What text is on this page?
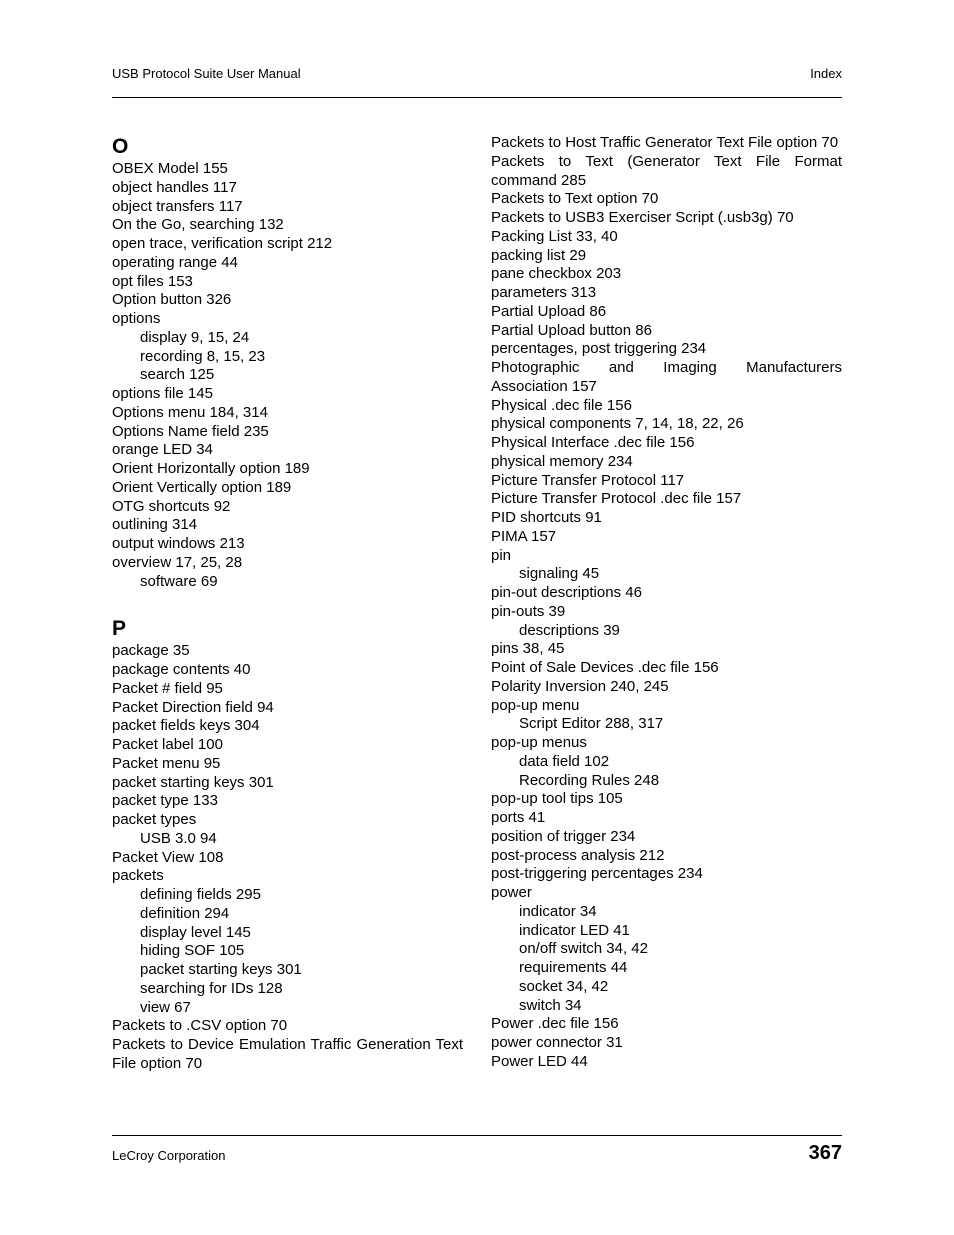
USB Protocol Suite User Manual	Index
O
OBEX Model 155
object handles 117
object transfers 117
On the Go, searching 132
open trace, verification script 212
operating range 44
opt files 153
Option button 326
options
display 9, 15, 24
recording 8, 15, 23
search 125
options file 145
Options menu 184, 314
Options Name field 235
orange LED 34
Orient Horizontally option 189
Orient Vertically option 189
OTG shortcuts 92
outlining 314
output windows 213
overview 17, 25, 28
software 69
P
package 35
package contents 40
Packet # field 95
Packet Direction field 94
packet fields keys 304
Packet label 100
Packet menu 95
packet starting keys 301
packet type 133
packet types
USB 3.0 94
Packet View 108
packets
defining fields 295
definition 294
display level 145
hiding SOF 105
packet starting keys 301
searching for IDs 128
view 67
Packets to .CSV option 70
Packets to Device Emulation Traffic Generation Text File option 70
Packets to Host Traffic Generator Text File option 70
Packets to Text (Generator Text File Format command 285
Packets to Text option 70
Packets to USB3 Exerciser Script (.usb3g) 70
Packing List 33, 40
packing list 29
pane checkbox 203
parameters 313
Partial Upload 86
Partial Upload button 86
percentages, post triggering 234
Photographic and Imaging Manufacturers Association 157
Physical .dec file 156
physical components 7, 14, 18, 22, 26
Physical Interface .dec file 156
physical memory 234
Picture Transfer Protocol 117
Picture Transfer Protocol .dec file 157
PID shortcuts 91
PIMA 157
pin
signaling 45
pin-out descriptions 46
pin-outs 39
descriptions 39
pins 38, 45
Point of Sale Devices .dec file 156
Polarity Inversion 240, 245
pop-up menu
Script Editor 288, 317
pop-up menus
data field 102
Recording Rules 248
pop-up tool tips 105
ports 41
position of trigger 234
post-process analysis 212
post-triggering percentages 234
power
indicator 34
indicator LED 41
on/off switch 34, 42
requirements 44
socket 34, 42
switch 34
Power .dec file 156
power connector 31
Power LED 44
LeCroy Corporation	367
━━━━━━━━━━
### Given exercise
Write out the listing word for word, omitting the pictures it holds.

### Solution
What text is on this page?
USB Protocol Suite User Manual	Index
O
OBEX Model 155
object handles 117
object transfers 117
On the Go, searching 132
open trace, verification script 212
operating range 44
opt files 153
Option button 326
options
display 9, 15, 24
recording 8, 15, 23
search 125
options file 145
Options menu 184, 314
Options Name field 235
orange LED 34
Orient Horizontally option 189
Orient Vertically option 189
OTG shortcuts 92
outlining 314
output windows 213
overview 17, 25, 28
software 69
P
package 35
package contents 40
Packet # field 95
Packet Direction field 94
packet fields keys 304
Packet label 100
Packet menu 95
packet starting keys 301
packet type 133
packet types
USB 3.0 94
Packet View 108
packets
defining fields 295
definition 294
display level 145
hiding SOF 105
packet starting keys 301
searching for IDs 128
view 67
Packets to .CSV option 70
Packets to Device Emulation Traffic Generation Text File option 70
Packets to Host Traffic Generator Text File option 70
Packets to Text (Generator Text File Format command 285
Packets to Text option 70
Packets to USB3 Exerciser Script (.usb3g) 70
Packing List 33, 40
packing list 29
pane checkbox 203
parameters 313
Partial Upload 86
Partial Upload button 86
percentages, post triggering 234
Photographic and Imaging Manufacturers Association 157
Physical .dec file 156
physical components 7, 14, 18, 22, 26
Physical Interface .dec file 156
physical memory 234
Picture Transfer Protocol 117
Picture Transfer Protocol .dec file 157
PID shortcuts 91
PIMA 157
pin
signaling 45
pin-out descriptions 46
pin-outs 39
descriptions 39
pins 38, 45
Point of Sale Devices .dec file 156
Polarity Inversion 240, 245
pop-up menu
Script Editor 288, 317
pop-up menus
data field 102
Recording Rules 248
pop-up tool tips 105
ports 41
position of trigger 234
post-process analysis 212
post-triggering percentages 234
power
indicator 34
indicator LED 41
on/off switch 34, 42
requirements 44
socket 34, 42
switch 34
Power .dec file 156
power connector 31
Power LED 44
LeCroy Corporation	367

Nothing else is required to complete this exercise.